▸ **PROBLEM DETAILS**:
Nothing but a number should be given: the count of lines in the data that include the string "Transmembrane".

———

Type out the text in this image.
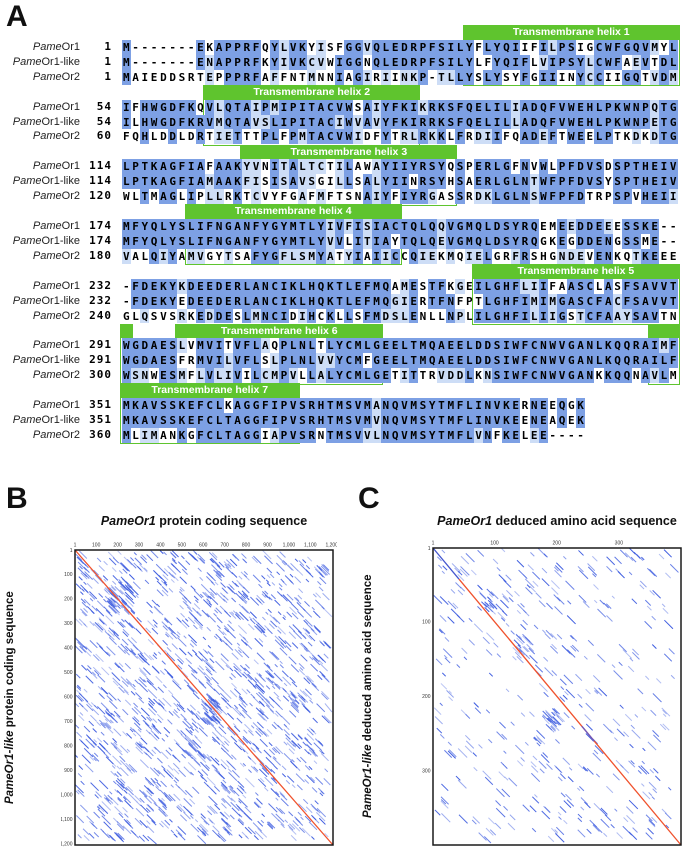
A	Transmembrane helix 1
PameOr1	1 M - - - - - - - E K A P P R F Q Y L V K Y I S F G G V Q L E D R P F S I L Y F L Y Q I I F I L P S I G C W F G Q V M Y L
PameOr1-like	1 M - - - - - - - E N A P P R F K Y I V K C V W I G G N Q L E D R P F S I L Y L F Y Q I F L V I P S Y L C W F A E V T D L
PameOr2	1 M A I E D D S R T E P P P R F A F F N T M N N I A G I R I I N K P - T L L Y S L Y S Y F G I I I N Y C C I I G Q T V D M
Transmembrane helix 2
PameOr1	54 I F H W G D F K Q V L Q T A I P M I P I T A C V W S A I Y F K I K R K S F Q E L I L I A D Q F V W E H L P K W N P Q T G
PameOr1-like	54 I L H W G D F K R V M Q T A V S L I P I T A C I W V A V Y F K I R R K S F Q E L I L L A D Q F V W E H L P K W N P E T G
PameOr2	60 F Q H L D D L D R T I E T T T P L F P M T A C V W I D F Y T R L R K K L F R D I I F Q A D E F T W E E L P T K D K D T G
Transmembrane helix 3
PameOr1 114 L P T K A G F I A F A A K Y V N I T A L T C T I L A W A Y I I Y R S Y Q S P E R L G F N V W L P F D V S D S P T H E I V
PameOr1-like 114 L P T K A G F I A M A A K F I S I S A V S G I L L S A L Y I I N R S Y H S A E R L G L N T W F P F D V S Y S P T H E I V
PameOr2 120 W L T M A G L I P L L R K T C V Y F G A F M F T S N A I Y F I Y R G A S S R D K L G L N S W F P F D T R P S P V H E I I
Transmembrane helix 4
PameOr1 174 M F Y Q L Y S L I F N G A N F Y G Y M T L Y I V F I S I A C T Q L Q Q V G M Q L D S Y R Q E M E E D D E E E S S K E - -
PameOr1-like 174 M F Y Q L Y S L I F N G A N F Y G Y M T L Y V V L I T I A Y T Q L Q E V G M Q L D S Y R Q G K E G D D E N G S S M E - -
PameOr2 180 V A L Q I Y A M V G Y T S A F Y G F L S M Y A T Y I A I I C C Q I E K M Q I E L G R F R S H G N D E V E N K Q T K E E E
Transmembrane helix 5
PameOr1 232 - F D E K Y K D E E D E R L A N C I K L H Q K T L E F M Q A M E S T F K G E I L G H F L I I F A A S C L A S F S A V V T
PameOr1-like 232 - F D E K Y E D E E D E R L A N C I K L H Q K T L E F M Q G I E R T F N F P T L G H F I M I M G A S C F A C F S A V V T
PameOr2 240 G L Q S V S R K E D D E S L M N C I D I H C K L L S F M D S L E N L L N P L I L G H F I L I I G S T C F A A Y S A V T N
Transmembrane helix 6
PameOr1 291 W G D A E S L V M V I T V F L A Q P L N L T L Y C M L G E E L T M Q A E E L D D S I W F C N W V G A N L K Q Q R A I M F
PameOr1-like 291 W G D A E S F R M V I L V F L S L P L N L V V Y C M F G E E L T M Q A E E L D D S I W F C N W V G A N L K Q Q R A I L F
PameOr2 300 W S N W E S M F L V L I V I L C M P V L L A L Y C M L G E T I T T R V D D L K N S I W F C N W V G A N K K Q Q N A V L M
Transmembrane helix 7
PameOr1 351 M K A V S S K E F C L K A G G F I P V S R H T M S V M A N Q V M S Y T M F L I N V K E R N E E Q G K
PameOr1-like 351 M K A V S S K E F C L T A G G F I P V S R H T M S V M V N Q V M S Y T M F L I N V K E E N E A Q E K
PameOr2 360 M L I M A N K G F C L T A G G I A P V S R N T M S V V L N Q V M S Y T M F L V N F K E L E E - - - -
B	C
PameOr1 protein coding sequence	PameOr1 deduced amino acid sequence
PameOr1-like protein coding sequence
PameOr1-like deduced amino acid sequence
1	100	200	300	400	500	600	700	800	900 1,000 1,100 1,200
1
100
200
300
400
500
600
700
800
900
1,000
1,100
1,200
1	100	200	300
1
100
200
300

———

▸ **WRITTEN REPLY**:
7